*Exercise:* Extract each line where the string "паспорта" shows up.

*The data:*
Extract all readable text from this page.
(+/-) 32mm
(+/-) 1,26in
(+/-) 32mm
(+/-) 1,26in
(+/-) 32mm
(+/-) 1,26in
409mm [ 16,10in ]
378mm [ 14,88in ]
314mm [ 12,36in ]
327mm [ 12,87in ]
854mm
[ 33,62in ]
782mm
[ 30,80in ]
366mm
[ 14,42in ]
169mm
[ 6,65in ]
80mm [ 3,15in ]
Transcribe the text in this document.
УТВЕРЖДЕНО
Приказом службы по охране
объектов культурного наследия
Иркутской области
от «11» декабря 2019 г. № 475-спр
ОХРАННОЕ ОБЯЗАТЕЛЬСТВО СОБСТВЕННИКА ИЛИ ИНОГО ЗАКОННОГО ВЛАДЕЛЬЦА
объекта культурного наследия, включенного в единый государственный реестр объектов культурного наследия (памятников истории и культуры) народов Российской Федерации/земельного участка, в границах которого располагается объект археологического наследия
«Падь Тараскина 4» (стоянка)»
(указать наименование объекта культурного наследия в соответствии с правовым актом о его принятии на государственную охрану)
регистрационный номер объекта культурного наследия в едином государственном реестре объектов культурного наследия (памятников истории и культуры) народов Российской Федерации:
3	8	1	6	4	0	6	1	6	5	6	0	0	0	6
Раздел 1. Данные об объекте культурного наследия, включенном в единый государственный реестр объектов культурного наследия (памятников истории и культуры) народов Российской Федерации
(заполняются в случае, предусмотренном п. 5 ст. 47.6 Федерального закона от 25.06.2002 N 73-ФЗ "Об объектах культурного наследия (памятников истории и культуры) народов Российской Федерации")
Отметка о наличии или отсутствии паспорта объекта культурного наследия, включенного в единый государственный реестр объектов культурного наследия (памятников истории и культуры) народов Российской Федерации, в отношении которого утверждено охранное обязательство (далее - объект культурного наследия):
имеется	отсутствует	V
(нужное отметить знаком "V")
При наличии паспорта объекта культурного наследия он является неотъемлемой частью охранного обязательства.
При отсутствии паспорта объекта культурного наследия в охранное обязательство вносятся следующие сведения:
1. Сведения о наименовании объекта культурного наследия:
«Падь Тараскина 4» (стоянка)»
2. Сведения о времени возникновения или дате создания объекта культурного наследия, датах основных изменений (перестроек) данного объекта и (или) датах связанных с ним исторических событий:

...

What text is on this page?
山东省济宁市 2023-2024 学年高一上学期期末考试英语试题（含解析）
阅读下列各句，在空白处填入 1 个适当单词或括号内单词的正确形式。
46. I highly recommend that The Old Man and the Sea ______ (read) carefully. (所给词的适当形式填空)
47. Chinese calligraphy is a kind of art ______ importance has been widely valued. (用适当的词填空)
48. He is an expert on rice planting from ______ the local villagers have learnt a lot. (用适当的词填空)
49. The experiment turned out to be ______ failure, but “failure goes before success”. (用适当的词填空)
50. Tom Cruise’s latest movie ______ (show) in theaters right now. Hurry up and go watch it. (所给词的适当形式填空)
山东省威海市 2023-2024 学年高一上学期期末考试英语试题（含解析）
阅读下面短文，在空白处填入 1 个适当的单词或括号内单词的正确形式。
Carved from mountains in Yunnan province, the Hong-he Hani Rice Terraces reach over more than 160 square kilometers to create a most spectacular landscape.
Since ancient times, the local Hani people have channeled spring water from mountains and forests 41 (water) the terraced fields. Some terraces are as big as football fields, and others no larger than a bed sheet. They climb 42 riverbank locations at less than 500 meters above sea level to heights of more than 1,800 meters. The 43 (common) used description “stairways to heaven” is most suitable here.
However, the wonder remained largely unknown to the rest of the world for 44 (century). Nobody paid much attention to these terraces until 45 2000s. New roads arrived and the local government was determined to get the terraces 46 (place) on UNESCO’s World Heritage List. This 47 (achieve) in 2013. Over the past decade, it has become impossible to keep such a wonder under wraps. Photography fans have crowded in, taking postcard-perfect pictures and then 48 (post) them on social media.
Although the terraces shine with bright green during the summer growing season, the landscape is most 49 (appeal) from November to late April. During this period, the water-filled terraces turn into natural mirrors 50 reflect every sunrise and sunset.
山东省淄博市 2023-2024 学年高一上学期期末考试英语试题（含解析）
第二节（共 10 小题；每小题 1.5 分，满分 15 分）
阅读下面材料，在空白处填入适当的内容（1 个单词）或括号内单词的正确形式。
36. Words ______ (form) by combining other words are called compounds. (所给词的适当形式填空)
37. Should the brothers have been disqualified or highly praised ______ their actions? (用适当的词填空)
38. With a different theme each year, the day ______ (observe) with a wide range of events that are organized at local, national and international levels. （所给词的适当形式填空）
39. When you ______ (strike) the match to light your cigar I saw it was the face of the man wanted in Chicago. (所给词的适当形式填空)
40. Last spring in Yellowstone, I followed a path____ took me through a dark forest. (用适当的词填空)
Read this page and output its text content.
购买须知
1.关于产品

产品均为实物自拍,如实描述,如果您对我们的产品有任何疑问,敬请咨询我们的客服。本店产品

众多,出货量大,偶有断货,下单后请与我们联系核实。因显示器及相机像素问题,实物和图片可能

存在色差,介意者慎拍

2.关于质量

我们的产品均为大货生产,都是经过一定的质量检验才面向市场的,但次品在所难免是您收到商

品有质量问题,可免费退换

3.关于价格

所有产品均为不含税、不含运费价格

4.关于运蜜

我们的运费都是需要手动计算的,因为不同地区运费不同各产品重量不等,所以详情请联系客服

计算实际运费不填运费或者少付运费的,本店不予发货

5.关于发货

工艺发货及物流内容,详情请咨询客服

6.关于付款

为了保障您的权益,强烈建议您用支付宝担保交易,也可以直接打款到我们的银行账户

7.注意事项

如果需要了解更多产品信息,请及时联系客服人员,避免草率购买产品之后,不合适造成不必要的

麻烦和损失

--

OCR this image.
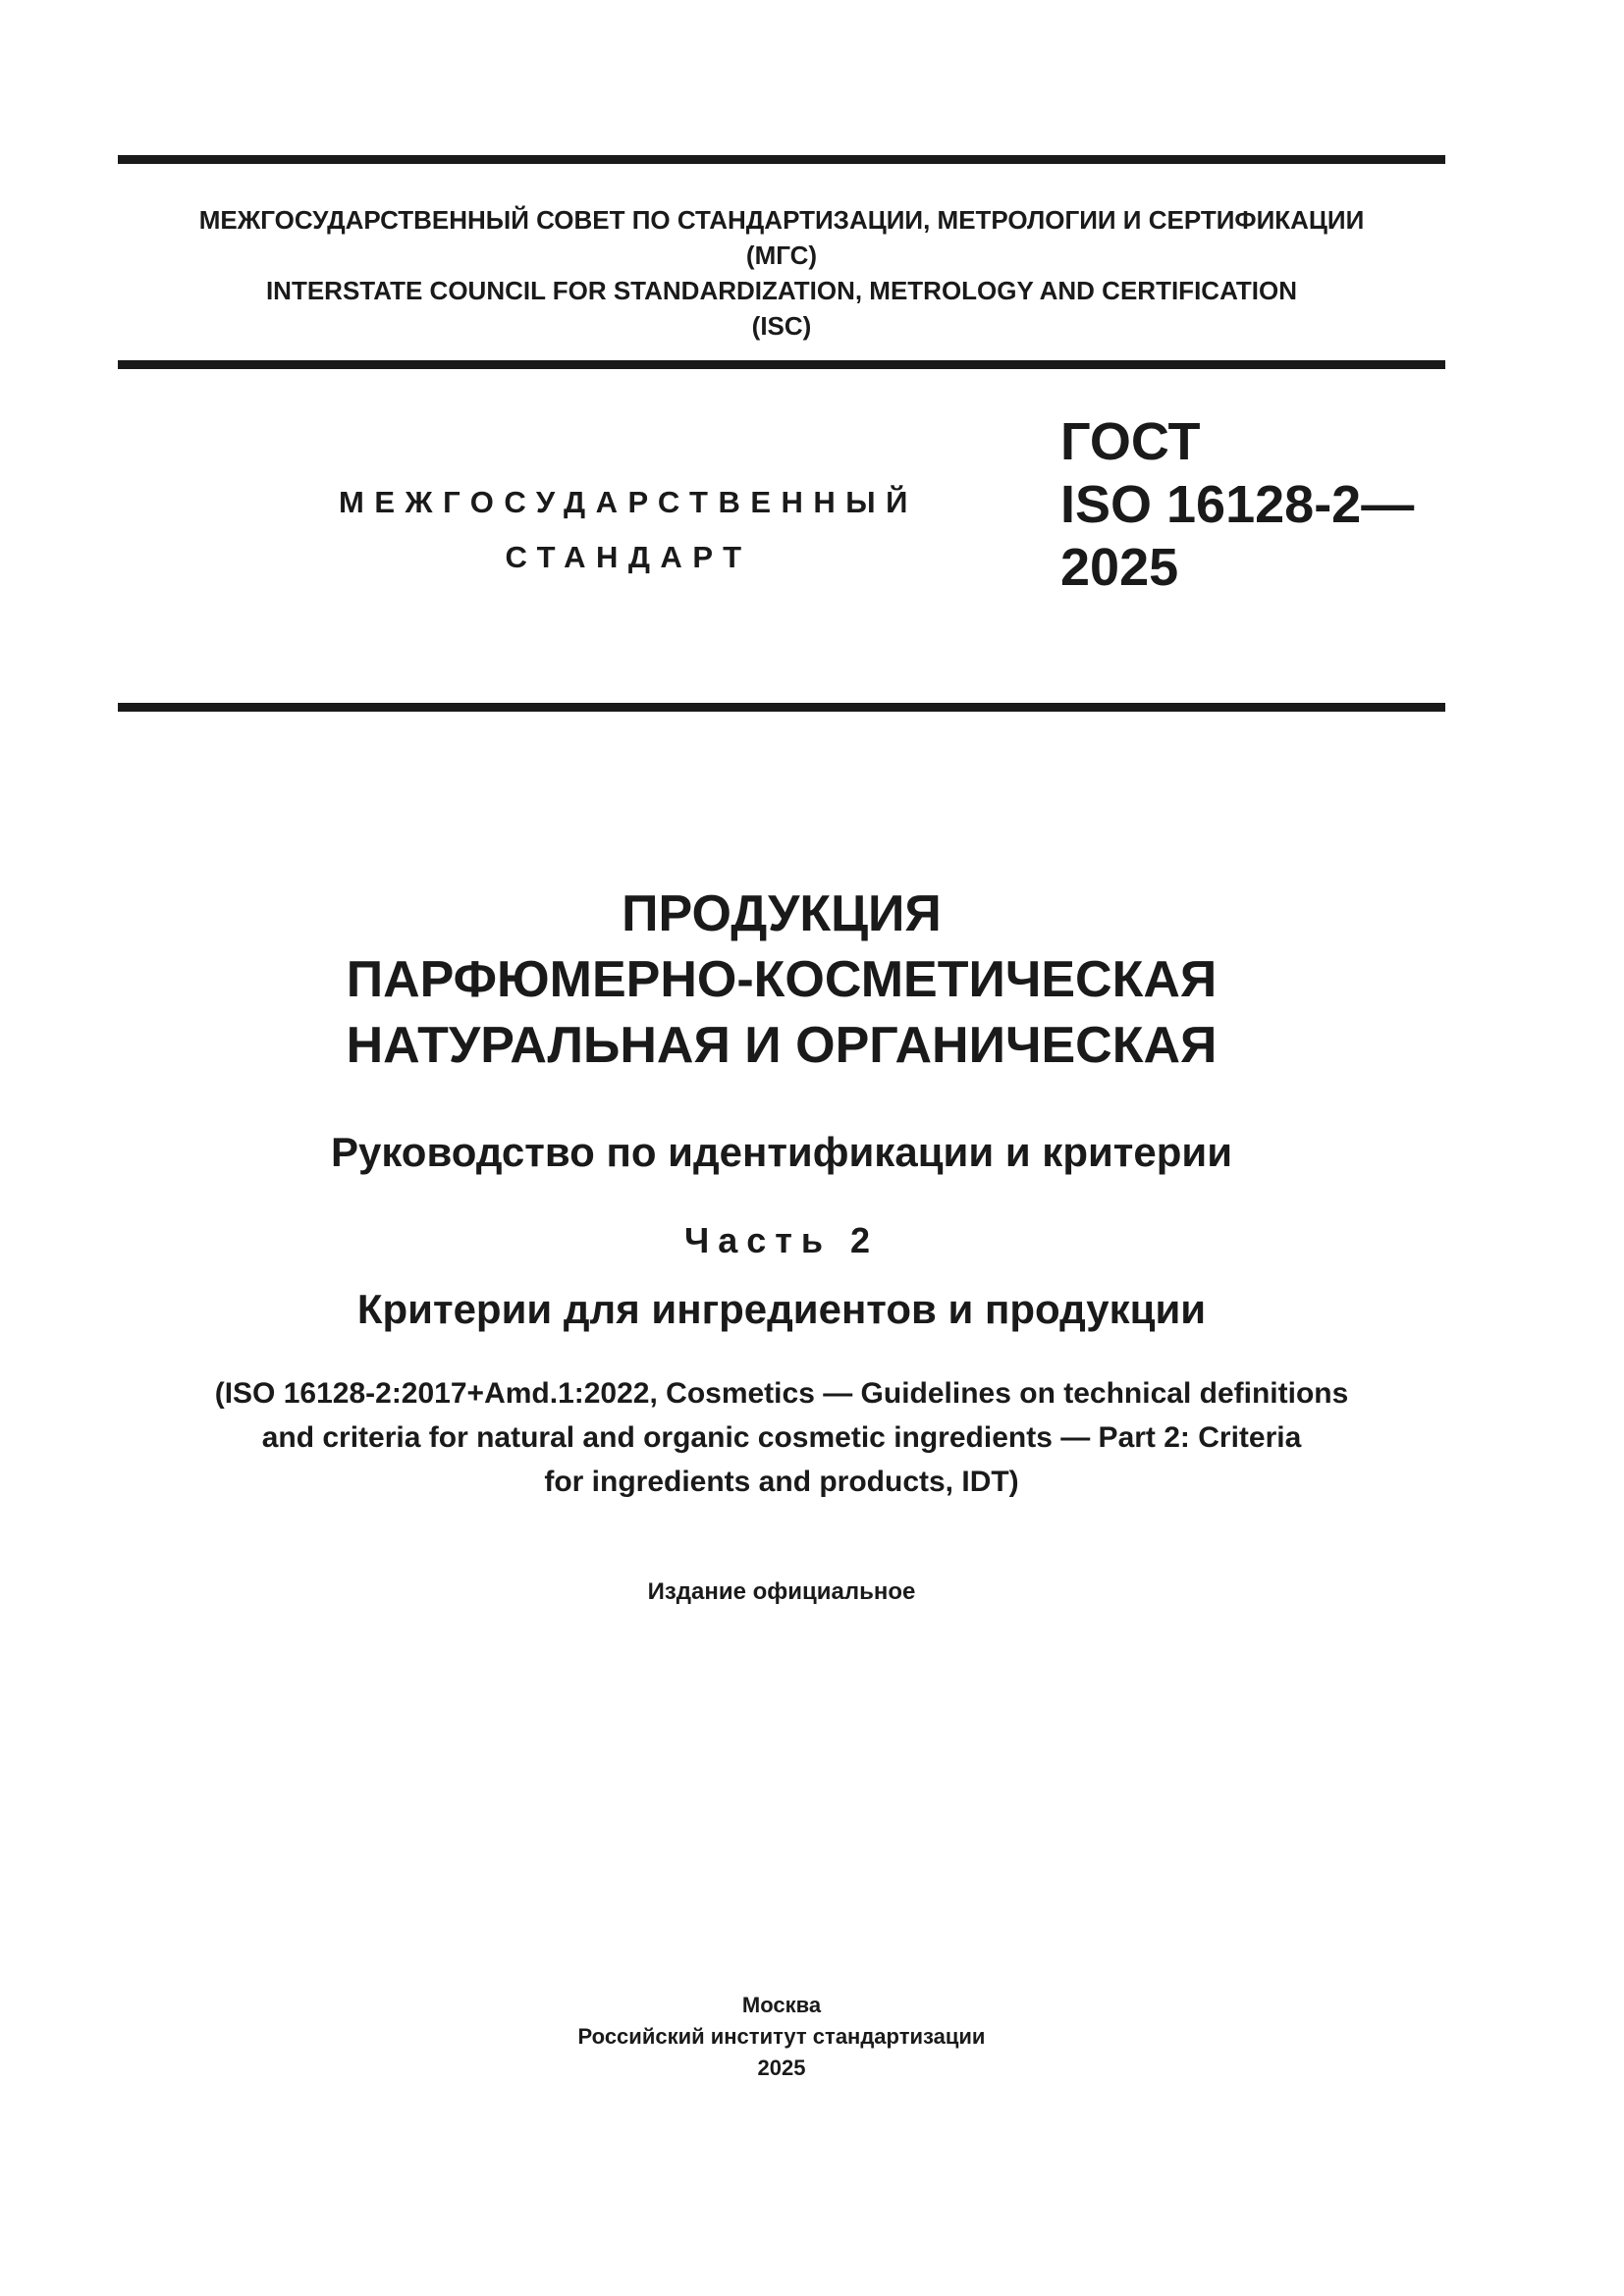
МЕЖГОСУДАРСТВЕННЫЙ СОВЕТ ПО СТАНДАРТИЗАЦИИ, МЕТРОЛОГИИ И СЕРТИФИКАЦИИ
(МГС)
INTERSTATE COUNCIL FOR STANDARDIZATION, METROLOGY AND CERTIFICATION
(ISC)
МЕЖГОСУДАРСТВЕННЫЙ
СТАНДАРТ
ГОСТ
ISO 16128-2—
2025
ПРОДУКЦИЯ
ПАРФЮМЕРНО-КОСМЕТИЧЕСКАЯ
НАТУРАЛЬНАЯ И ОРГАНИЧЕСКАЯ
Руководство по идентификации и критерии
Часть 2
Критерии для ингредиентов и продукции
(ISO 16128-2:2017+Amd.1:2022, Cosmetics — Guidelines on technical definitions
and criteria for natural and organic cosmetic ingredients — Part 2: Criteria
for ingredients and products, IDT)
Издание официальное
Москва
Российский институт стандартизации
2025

*Result of this exercise:*
Отметка о наличии или отсутствии паспорта объекта культурного наследия, включенного в единый государственный реестр объектов культурного наследия (памятников истории и культуры) народов Российской Федерации, в отношении которого утверждено охранное обязательство (далее - объект культурного наследия):
При наличии паспорта объекта культурного наследия он является неотъемлемой частью охранного обязательства.
При отсутствии паспорта объекта культурного наследия в охранное обязательство вносятся следующие сведения:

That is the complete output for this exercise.